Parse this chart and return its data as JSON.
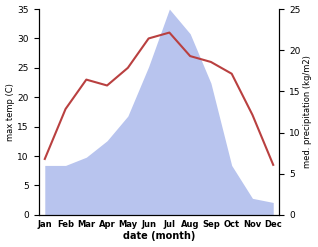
{
  "months": [
    "Jan",
    "Feb",
    "Mar",
    "Apr",
    "May",
    "Jun",
    "Jul",
    "Aug",
    "Sep",
    "Oct",
    "Nov",
    "Dec"
  ],
  "temperature": [
    9.5,
    18.0,
    23.0,
    22.0,
    25.0,
    30.0,
    31.0,
    27.0,
    26.0,
    24.0,
    17.0,
    8.5
  ],
  "precipitation": [
    6.0,
    6.0,
    7.0,
    9.0,
    12.0,
    18.0,
    25.0,
    22.0,
    16.0,
    6.0,
    2.0,
    1.5
  ],
  "temp_color": "#b94040",
  "precip_color": "#b8c4ee",
  "temp_ylim": [
    0,
    35
  ],
  "precip_ylim": [
    0,
    25
  ],
  "temp_yticks": [
    0,
    5,
    10,
    15,
    20,
    25,
    30,
    35
  ],
  "precip_yticks": [
    0,
    5,
    10,
    15,
    20,
    25
  ],
  "ylabel_left": "max temp (C)",
  "ylabel_right": "med. precipitation (kg/m2)",
  "xlabel": "date (month)",
  "background_color": "#ffffff"
}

### Exercise goal:
Reproduce every record above exactly, omitting the pictures.

### Completed exercise:
Parse this chart and return its data as JSON.
{
  "months": [
    "Jan",
    "Feb",
    "Mar",
    "Apr",
    "May",
    "Jun",
    "Jul",
    "Aug",
    "Sep",
    "Oct",
    "Nov",
    "Dec"
  ],
  "temperature": [
    9.5,
    18.0,
    23.0,
    22.0,
    25.0,
    30.0,
    31.0,
    27.0,
    26.0,
    24.0,
    17.0,
    8.5
  ],
  "precipitation": [
    6.0,
    6.0,
    7.0,
    9.0,
    12.0,
    18.0,
    25.0,
    22.0,
    16.0,
    6.0,
    2.0,
    1.5
  ],
  "temp_color": "#b94040",
  "precip_color": "#b8c4ee",
  "temp_ylim": [
    0,
    35
  ],
  "precip_ylim": [
    0,
    25
  ],
  "temp_yticks": [
    0,
    5,
    10,
    15,
    20,
    25,
    30,
    35
  ],
  "precip_yticks": [
    0,
    5,
    10,
    15,
    20,
    25
  ],
  "ylabel_left": "max temp (C)",
  "ylabel_right": "med. precipitation (kg/m2)",
  "xlabel": "date (month)",
  "background_color": "#ffffff"
}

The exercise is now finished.